------ Supplied data ------
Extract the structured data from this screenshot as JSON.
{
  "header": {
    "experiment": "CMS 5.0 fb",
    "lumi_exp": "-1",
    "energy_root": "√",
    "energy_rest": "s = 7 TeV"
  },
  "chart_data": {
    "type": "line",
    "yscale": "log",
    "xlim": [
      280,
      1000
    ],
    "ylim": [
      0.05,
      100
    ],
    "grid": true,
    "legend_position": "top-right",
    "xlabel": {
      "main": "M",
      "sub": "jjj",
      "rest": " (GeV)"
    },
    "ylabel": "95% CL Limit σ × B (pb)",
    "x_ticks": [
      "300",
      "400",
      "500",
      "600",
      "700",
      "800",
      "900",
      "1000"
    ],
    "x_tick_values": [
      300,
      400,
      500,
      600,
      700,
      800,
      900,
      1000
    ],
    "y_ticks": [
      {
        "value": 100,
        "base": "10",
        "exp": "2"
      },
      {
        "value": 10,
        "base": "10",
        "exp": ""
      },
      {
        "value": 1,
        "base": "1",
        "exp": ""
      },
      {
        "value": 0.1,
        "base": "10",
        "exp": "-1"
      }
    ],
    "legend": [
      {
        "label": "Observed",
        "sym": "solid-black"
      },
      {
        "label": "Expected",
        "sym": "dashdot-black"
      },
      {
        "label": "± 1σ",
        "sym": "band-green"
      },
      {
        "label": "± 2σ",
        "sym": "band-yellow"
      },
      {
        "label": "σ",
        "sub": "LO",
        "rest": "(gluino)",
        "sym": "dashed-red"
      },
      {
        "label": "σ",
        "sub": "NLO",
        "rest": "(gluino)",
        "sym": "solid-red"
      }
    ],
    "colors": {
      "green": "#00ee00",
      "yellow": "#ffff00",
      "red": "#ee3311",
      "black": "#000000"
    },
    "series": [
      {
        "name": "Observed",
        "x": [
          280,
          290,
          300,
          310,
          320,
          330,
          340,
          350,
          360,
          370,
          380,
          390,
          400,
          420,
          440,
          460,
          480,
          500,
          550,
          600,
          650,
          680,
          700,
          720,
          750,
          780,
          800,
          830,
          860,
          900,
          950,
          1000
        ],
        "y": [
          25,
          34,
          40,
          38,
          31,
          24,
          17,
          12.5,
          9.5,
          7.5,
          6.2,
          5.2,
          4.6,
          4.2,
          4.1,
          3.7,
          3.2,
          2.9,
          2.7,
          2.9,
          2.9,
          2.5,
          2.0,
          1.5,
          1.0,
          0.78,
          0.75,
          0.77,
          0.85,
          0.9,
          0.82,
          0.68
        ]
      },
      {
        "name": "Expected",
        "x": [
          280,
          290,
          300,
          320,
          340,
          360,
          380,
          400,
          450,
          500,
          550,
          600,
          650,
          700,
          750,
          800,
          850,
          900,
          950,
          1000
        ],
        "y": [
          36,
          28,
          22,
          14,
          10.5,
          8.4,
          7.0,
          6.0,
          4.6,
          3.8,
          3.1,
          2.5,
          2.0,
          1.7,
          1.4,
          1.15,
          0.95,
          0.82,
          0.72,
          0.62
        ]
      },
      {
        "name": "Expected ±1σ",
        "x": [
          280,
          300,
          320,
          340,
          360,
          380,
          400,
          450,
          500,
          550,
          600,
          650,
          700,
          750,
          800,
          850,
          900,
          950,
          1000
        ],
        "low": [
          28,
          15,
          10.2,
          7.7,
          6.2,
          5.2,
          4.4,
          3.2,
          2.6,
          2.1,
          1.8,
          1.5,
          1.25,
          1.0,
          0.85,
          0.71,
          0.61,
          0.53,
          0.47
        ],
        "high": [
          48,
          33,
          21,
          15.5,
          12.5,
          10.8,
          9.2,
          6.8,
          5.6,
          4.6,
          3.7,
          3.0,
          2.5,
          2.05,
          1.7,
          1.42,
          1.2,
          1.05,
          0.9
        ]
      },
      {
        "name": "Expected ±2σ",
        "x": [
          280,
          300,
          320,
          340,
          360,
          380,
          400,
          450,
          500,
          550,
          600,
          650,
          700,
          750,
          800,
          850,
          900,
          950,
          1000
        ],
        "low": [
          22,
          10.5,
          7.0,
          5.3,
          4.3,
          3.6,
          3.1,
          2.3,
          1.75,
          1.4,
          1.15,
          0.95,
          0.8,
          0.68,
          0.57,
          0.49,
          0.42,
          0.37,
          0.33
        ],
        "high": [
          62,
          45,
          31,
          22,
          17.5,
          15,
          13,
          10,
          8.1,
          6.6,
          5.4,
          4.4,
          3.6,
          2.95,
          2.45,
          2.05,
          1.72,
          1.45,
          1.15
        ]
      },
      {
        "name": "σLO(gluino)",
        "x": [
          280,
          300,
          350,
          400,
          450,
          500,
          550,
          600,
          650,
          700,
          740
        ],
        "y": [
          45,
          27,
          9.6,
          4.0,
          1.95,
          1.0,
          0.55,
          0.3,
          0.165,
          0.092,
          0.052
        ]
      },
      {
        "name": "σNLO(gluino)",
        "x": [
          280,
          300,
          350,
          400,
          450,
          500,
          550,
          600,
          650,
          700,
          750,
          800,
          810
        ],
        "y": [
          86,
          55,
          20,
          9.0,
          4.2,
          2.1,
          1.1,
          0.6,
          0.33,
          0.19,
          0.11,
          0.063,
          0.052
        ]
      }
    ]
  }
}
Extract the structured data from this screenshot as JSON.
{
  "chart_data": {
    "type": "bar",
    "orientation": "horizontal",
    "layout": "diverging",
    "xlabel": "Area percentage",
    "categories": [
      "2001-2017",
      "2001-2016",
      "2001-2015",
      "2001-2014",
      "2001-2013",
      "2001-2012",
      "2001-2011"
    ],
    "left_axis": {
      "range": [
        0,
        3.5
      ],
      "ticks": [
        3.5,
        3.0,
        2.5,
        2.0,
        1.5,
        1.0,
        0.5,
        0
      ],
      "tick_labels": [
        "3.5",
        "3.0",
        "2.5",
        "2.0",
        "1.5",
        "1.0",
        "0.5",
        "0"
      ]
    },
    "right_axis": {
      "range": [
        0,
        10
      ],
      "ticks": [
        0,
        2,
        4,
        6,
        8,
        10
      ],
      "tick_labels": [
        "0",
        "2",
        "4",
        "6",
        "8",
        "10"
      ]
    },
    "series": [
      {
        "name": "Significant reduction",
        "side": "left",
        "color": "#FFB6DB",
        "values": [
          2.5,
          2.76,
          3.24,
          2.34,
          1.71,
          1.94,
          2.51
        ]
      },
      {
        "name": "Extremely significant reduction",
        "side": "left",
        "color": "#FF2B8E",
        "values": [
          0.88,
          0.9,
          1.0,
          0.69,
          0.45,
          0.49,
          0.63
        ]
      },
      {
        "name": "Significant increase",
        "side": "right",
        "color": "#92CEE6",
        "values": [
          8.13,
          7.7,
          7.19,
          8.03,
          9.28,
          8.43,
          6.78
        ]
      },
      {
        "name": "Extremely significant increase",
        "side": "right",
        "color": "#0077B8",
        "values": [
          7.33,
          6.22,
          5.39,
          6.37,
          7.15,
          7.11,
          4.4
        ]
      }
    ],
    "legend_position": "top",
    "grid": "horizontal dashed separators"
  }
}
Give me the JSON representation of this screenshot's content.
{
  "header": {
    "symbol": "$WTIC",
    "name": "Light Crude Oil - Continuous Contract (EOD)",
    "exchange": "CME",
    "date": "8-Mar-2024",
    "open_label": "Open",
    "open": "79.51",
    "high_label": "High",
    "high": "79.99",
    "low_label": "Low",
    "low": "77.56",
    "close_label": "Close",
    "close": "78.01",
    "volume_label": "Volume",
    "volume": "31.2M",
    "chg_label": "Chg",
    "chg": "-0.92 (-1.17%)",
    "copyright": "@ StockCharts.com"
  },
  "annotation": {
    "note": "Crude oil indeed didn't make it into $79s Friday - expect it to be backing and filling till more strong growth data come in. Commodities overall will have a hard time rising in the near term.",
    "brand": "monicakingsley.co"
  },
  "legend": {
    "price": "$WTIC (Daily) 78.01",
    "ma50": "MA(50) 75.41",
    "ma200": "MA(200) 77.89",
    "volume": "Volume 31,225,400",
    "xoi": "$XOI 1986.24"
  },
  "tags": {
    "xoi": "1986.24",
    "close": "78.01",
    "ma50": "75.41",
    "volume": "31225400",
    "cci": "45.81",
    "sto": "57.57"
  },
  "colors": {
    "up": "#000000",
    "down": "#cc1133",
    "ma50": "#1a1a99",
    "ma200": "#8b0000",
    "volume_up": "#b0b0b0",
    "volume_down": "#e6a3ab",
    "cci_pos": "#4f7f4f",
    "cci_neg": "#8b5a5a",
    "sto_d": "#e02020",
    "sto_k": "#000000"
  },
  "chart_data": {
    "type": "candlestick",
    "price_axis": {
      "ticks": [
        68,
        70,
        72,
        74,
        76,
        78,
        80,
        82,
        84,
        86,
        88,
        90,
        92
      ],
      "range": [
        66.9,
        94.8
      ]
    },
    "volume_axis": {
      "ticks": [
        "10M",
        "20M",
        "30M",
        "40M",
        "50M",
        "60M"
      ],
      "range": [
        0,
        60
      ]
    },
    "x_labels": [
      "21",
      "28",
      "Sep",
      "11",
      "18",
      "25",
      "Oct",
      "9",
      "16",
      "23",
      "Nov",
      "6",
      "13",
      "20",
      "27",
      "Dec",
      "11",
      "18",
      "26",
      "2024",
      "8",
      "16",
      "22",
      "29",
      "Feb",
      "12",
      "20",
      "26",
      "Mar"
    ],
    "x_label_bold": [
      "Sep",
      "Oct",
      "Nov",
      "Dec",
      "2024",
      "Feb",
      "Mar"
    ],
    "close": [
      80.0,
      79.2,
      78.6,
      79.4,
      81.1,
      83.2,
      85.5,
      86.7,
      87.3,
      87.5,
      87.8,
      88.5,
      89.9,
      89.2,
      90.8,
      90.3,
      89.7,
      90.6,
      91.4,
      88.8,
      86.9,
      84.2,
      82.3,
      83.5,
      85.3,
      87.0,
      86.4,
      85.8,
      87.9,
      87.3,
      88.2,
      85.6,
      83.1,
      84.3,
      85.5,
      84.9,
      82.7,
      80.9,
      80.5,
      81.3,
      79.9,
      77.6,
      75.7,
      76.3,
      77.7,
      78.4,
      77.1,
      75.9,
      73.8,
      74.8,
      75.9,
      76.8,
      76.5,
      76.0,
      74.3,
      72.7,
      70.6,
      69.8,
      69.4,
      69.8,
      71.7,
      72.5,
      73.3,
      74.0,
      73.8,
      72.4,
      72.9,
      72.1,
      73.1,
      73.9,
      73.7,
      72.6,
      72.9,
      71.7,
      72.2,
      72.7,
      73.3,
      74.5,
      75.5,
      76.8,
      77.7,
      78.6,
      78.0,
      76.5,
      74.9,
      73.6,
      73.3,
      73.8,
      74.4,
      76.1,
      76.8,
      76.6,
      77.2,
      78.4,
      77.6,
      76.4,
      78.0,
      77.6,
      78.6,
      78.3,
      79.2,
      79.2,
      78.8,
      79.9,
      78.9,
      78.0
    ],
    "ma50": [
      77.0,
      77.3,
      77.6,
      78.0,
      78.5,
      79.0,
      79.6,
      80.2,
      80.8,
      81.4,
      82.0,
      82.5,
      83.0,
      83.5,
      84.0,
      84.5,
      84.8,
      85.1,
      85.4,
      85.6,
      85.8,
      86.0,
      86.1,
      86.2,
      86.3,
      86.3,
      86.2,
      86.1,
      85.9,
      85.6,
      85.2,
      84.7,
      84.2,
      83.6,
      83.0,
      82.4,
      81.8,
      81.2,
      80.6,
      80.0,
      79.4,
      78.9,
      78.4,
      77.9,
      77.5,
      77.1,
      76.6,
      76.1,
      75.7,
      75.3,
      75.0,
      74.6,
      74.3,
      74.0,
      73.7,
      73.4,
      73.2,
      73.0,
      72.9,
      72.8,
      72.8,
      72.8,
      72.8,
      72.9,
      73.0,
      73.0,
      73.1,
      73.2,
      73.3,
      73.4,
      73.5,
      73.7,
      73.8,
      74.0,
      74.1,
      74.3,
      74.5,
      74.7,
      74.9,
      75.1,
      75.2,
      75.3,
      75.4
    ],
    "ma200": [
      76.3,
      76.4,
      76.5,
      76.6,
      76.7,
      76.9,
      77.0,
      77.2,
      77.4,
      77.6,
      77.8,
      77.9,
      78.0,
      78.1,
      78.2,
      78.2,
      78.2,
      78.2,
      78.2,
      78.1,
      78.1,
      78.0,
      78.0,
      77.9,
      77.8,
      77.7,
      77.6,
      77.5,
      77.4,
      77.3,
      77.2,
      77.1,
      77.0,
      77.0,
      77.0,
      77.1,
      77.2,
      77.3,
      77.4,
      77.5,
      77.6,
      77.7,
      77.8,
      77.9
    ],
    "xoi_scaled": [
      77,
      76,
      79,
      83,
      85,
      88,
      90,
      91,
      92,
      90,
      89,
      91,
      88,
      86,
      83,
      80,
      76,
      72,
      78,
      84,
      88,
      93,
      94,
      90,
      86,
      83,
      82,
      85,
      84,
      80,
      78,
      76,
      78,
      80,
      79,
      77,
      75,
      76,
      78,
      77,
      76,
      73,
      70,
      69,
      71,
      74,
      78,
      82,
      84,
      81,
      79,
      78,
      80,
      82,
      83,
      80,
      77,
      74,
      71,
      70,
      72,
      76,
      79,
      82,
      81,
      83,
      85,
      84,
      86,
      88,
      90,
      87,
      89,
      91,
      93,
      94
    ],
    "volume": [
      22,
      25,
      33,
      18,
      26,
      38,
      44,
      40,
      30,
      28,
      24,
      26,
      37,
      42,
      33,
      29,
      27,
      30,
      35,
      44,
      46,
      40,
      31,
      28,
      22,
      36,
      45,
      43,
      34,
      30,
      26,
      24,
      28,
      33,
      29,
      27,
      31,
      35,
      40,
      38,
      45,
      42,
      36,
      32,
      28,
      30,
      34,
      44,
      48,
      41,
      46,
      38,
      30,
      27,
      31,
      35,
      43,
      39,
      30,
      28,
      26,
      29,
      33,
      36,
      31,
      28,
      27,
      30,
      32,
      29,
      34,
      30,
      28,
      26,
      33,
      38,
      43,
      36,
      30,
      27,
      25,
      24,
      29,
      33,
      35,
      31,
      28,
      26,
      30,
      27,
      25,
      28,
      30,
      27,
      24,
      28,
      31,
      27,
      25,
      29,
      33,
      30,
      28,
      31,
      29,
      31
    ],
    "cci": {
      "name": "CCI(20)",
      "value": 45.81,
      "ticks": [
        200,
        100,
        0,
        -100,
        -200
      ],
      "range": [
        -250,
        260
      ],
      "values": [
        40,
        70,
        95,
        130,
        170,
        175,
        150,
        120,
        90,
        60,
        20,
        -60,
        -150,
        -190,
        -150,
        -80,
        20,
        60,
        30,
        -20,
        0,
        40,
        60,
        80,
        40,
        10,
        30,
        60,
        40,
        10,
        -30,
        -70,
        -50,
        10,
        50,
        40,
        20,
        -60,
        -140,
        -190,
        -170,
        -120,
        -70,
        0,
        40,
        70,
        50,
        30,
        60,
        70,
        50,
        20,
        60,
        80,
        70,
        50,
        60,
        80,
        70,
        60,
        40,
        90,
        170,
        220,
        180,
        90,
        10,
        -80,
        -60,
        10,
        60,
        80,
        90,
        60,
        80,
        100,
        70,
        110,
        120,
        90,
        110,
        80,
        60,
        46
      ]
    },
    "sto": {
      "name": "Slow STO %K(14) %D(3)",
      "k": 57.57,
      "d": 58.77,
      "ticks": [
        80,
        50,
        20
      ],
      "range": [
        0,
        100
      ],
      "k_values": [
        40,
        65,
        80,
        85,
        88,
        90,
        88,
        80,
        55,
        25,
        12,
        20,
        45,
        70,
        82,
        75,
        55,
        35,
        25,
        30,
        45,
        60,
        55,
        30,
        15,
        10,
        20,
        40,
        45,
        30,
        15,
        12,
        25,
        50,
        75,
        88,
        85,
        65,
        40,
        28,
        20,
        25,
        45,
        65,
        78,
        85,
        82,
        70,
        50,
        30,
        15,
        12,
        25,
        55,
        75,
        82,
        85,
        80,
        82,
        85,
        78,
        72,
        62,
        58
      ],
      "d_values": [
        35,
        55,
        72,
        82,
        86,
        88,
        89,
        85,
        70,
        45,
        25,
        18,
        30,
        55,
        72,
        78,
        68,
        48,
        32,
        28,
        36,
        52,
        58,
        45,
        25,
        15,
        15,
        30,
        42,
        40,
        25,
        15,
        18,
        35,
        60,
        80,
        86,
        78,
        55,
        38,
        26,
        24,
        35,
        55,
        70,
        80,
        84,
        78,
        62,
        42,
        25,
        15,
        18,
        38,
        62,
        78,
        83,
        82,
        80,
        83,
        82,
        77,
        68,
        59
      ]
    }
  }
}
------
**Problem description:** Using the material above, state how many lines include the string "reduction". Answer with a single number.

**Result for this exercise:** 2